§ **Passage shown**:
--------------------------------

Governors make bipartisan push for CHIPS for America Act but others criticize subsidy

Arizona Gov. Doug Ducey, alongside Gov. Kate Brown of Oregon and Gov. Brad Little in Idaho, are asking Congress to pass two bills in support of domestic semiconductor production.

The letter stated, “The federal investments in the CHIPS for America Act as well as the Investment Tax Credit will help grow domestic semiconductor manufacturing, support the development of cutting-edge technological innovation, and expand our high-tech workforce.”

The CHIPS Act comes as a response to an expedited increase in overseas production of microchips, predominantly in China. According to the Semiconductor Industry Association, the United States produced 37% of the world’s chip supply in 1990, and only 12% today. By 2030, China is projected to become the world’s largest microchip producer.

The bipartisan team of governors hopes to subsidize American chip production through two bills: the $52 billion CHIPS Act and the $24 billion tax credit for domestic semiconductor companies.

The bill became law in January, and the $52 billion investment was passed by the Senate in March. Now it awaits approval from the House of Representatives.

FreedomWorks, a free-market organization, opposes the measure, saying it props up an industry that would be better assisted with fewer regulations.

FreedomWorks said, “Corporate welfare does not make America more competitive; It only increases government dependence. Instead, lawmakers should be looking at reducing the regulatory and tax burdens that drove American businesses offshore in the first place.”

Though the bill is costly, others believe it is worth the investment, such as the West Coast-based Intel Corporation, the largest semiconductor producer by revenue in the world.

The company recently invested in domestic production by breaking ground on two new semiconductor factories in Chandler, Arizona, at the Ocotillo campus. Microchip production would then provide additional jobs through testing and development, such as at their preexisting Folsom, California campus. The project has a price tag of $20 billion, making it the largest private-sector investment in Arizona history.

“As the world comes to grips with chip shortages due to supply chain disruptions and ripple-effects from the global pandemic, Intel’s leaders are urging Congress to fund the CHIPS for America Act to create a more stable future for the U.S. tech industry,” the company said in a statement.

--------------------------------

§ **Exercise goal**:
Render this sentence from the article on the CHIPS for America Act in Spanish: "By 2030, China is projected to become the world's largest microchip producer."

Saved entries:
--------------------------------

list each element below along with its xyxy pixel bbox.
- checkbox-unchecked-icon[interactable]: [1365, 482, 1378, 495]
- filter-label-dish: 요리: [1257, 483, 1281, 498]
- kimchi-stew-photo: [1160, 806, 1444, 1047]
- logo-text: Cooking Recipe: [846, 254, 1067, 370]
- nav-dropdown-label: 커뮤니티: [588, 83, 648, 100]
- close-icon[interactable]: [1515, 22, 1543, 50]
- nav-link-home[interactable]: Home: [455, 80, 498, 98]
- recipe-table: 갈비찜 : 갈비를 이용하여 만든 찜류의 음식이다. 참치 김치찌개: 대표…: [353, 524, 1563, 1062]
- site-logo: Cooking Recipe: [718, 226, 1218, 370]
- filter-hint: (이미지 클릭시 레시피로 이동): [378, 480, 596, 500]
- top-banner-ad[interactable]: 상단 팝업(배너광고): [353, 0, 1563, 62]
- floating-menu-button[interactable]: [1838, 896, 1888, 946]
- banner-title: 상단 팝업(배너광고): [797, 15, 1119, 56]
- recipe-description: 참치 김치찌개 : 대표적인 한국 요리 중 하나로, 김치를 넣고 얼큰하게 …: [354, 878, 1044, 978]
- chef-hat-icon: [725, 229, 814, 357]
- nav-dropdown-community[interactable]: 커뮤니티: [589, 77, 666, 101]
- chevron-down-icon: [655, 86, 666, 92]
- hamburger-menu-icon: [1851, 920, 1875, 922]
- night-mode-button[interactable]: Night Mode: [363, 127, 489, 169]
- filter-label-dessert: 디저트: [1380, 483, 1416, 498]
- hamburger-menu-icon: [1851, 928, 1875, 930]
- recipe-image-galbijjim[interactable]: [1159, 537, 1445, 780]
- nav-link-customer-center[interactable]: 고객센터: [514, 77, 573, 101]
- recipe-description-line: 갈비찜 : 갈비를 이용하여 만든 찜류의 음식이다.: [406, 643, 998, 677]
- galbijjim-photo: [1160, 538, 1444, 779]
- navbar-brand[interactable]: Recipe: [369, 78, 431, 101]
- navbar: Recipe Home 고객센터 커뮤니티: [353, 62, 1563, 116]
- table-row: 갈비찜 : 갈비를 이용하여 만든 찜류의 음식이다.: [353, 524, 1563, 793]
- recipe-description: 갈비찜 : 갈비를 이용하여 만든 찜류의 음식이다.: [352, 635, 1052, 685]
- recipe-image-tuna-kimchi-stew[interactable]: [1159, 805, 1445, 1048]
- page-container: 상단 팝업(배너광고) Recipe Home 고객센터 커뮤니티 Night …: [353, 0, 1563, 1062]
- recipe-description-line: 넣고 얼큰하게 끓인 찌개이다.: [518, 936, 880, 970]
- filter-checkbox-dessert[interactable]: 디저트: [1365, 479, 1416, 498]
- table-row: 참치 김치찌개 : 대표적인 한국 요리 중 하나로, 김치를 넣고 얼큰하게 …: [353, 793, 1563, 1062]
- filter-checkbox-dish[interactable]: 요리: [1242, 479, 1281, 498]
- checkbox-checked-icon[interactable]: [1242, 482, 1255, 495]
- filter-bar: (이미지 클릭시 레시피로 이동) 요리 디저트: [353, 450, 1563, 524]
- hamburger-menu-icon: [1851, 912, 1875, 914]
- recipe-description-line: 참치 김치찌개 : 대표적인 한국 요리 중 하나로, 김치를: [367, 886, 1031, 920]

--------------------------------

§ **Reply**:
Para 2030, se prevé que China se convierta en el mayor productor de microchips del mundo.